## Prompt
Copy out the entries exactly, from the first line to the last.

[Collection entries]
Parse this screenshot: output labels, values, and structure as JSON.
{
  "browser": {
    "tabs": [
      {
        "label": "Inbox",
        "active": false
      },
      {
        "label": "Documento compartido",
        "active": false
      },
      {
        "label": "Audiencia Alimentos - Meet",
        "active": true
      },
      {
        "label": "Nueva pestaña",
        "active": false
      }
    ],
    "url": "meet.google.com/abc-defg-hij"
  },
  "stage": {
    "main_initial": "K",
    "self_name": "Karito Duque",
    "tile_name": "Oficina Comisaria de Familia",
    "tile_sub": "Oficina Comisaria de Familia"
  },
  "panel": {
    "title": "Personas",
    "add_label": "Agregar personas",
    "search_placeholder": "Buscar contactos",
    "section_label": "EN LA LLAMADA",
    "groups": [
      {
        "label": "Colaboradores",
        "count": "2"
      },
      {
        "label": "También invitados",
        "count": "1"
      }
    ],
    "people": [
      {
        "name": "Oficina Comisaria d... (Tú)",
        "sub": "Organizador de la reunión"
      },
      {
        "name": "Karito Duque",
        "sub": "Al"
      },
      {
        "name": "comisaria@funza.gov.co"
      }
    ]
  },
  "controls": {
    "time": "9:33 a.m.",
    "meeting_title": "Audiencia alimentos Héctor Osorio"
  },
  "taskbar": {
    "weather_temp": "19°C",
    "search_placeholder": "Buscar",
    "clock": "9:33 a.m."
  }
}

## Response
Parse this screenshot: output labels, values, and structure as JSON.
{
  "browser": {
    "tabs": [
      {
        "label": "Inbox",
        "active": false
      },
      {
        "label": "Documento compartido",
        "active": false
      },
      {
        "label": "Audiencia Alimentos - Meet",
        "active": true
      },
      {
        "label": "Nueva pestaña",
        "active": false
      }
    ],
    "url": "meet.google.com/abc-defg-hij"
  },
  "stage": {
    "main_initial": "K",
    "self_name": "Karito Duque",
    "tile_name": "Oficina Comisaria de Familia",
    "tile_sub": "Oficina Comisaria de Familia"
  },
  "panel": {
    "title": "Personas",
    "add_label": "Agregar personas",
    "search_placeholder": "Buscar contactos",
    "section_label": "EN LA LLAMADA",
    "groups": [
      {
        "label": "Colaboradores",
        "count": "2"
      },
      {
        "label": "También invitados",
        "count": "1"
      }
    ],
    "people": [
      {
        "name": "Oficina Comisaria d... (Tú)",
        "sub": "Organizador de la reunión"
      },
      {
        "name": "Karito Duque",
        "sub": "Al"
      },
      {
        "name": "comisaria@funza.gov.co"
      }
    ]
  },
  "controls": {
    "time": "9:33 a.m.",
    "meeting_title": "Audiencia alimentos Héctor Osorio"
  },
  "taskbar": {
    "weather_temp": "19°C",
    "search_placeholder": "Buscar",
    "clock": "9:33 a.m."
  }
}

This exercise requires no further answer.